(Figure content listings)
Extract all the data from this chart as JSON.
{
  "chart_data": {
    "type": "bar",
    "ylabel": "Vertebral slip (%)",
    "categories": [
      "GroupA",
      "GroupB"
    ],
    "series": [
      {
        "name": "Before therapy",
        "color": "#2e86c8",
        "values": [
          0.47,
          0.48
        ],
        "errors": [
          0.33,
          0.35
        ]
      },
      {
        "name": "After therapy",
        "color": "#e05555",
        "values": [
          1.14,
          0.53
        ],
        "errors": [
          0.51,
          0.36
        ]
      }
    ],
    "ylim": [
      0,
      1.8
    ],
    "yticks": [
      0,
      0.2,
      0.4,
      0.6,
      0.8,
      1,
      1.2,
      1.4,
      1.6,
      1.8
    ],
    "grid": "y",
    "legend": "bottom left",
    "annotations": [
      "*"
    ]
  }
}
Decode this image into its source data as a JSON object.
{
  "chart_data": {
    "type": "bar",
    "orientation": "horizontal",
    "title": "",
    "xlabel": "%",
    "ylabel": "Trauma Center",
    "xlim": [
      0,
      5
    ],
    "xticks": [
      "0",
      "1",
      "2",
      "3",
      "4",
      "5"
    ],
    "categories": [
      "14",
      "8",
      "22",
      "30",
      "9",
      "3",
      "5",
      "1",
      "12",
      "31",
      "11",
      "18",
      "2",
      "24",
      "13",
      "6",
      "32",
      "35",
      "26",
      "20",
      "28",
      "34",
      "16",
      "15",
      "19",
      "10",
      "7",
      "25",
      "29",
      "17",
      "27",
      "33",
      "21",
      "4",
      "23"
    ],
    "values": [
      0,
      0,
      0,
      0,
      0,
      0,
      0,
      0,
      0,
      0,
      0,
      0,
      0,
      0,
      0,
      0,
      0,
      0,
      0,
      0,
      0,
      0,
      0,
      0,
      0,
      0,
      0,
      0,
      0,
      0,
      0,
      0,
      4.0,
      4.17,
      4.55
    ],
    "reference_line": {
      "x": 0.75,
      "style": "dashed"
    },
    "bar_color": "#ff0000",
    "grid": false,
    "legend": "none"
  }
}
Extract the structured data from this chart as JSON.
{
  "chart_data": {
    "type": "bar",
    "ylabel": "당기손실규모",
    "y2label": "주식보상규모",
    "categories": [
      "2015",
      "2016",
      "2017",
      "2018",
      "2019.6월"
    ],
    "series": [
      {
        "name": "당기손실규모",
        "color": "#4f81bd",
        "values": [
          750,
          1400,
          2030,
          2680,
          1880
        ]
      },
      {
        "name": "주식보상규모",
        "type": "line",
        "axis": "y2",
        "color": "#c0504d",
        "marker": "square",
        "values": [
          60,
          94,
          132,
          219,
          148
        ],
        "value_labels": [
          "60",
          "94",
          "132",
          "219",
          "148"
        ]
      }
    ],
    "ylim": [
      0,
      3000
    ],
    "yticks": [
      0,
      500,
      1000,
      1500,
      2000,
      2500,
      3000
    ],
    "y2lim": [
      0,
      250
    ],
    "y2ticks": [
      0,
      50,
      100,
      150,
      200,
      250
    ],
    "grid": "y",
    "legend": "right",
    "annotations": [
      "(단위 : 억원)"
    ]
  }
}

(WRITTEN INSTRUCTION) Without changing a word, restate the whole listing.

(WRITTEN RESPONSE)
Extract all the data from this chart as JSON.
{
  "chart_data": {
    "type": "bar",
    "ylabel": "Vertebral slip (%)",
    "categories": [
      "GroupA",
      "GroupB"
    ],
    "series": [
      {
        "name": "Before therapy",
        "color": "#2e86c8",
        "values": [
          0.47,
          0.48
        ],
        "errors": [
          0.33,
          0.35
        ]
      },
      {
        "name": "After therapy",
        "color": "#e05555",
        "values": [
          1.14,
          0.53
        ],
        "errors": [
          0.51,
          0.36
        ]
      }
    ],
    "ylim": [
      0,
      1.8
    ],
    "yticks": [
      0,
      0.2,
      0.4,
      0.6,
      0.8,
      1,
      1.2,
      1.4,
      1.6,
      1.8
    ],
    "grid": "y",
    "legend": "bottom left",
    "annotations": [
      "*"
    ]
  }
}
Decode this image into its source data as a JSON object.
{
  "chart_data": {
    "type": "bar",
    "orientation": "horizontal",
    "title": "",
    "xlabel": "%",
    "ylabel": "Trauma Center",
    "xlim": [
      0,
      5
    ],
    "xticks": [
      "0",
      "1",
      "2",
      "3",
      "4",
      "5"
    ],
    "categories": [
      "14",
      "8",
      "22",
      "30",
      "9",
      "3",
      "5",
      "1",
      "12",
      "31",
      "11",
      "18",
      "2",
      "24",
      "13",
      "6",
      "32",
      "35",
      "26",
      "20",
      "28",
      "34",
      "16",
      "15",
      "19",
      "10",
      "7",
      "25",
      "29",
      "17",
      "27",
      "33",
      "21",
      "4",
      "23"
    ],
    "values": [
      0,
      0,
      0,
      0,
      0,
      0,
      0,
      0,
      0,
      0,
      0,
      0,
      0,
      0,
      0,
      0,
      0,
      0,
      0,
      0,
      0,
      0,
      0,
      0,
      0,
      0,
      0,
      0,
      0,
      0,
      0,
      0,
      4.0,
      4.17,
      4.55
    ],
    "reference_line": {
      "x": 0.75,
      "style": "dashed"
    },
    "bar_color": "#ff0000",
    "grid": false,
    "legend": "none"
  }
}
Extract the structured data from this chart as JSON.
{
  "chart_data": {
    "type": "bar",
    "ylabel": "당기손실규모",
    "y2label": "주식보상규모",
    "categories": [
      "2015",
      "2016",
      "2017",
      "2018",
      "2019.6월"
    ],
    "series": [
      {
        "name": "당기손실규모",
        "color": "#4f81bd",
        "values": [
          750,
          1400,
          2030,
          2680,
          1880
        ]
      },
      {
        "name": "주식보상규모",
        "type": "line",
        "axis": "y2",
        "color": "#c0504d",
        "marker": "square",
        "values": [
          60,
          94,
          132,
          219,
          148
        ],
        "value_labels": [
          "60",
          "94",
          "132",
          "219",
          "148"
        ]
      }
    ],
    "ylim": [
      0,
      3000
    ],
    "yticks": [
      0,
      500,
      1000,
      1500,
      2000,
      2500,
      3000
    ],
    "y2lim": [
      0,
      250
    ],
    "y2ticks": [
      0,
      50,
      100,
      150,
      200,
      250
    ],
    "grid": "y",
    "legend": "right",
    "annotations": [
      "(단위 : 억원)"
    ]
  }
}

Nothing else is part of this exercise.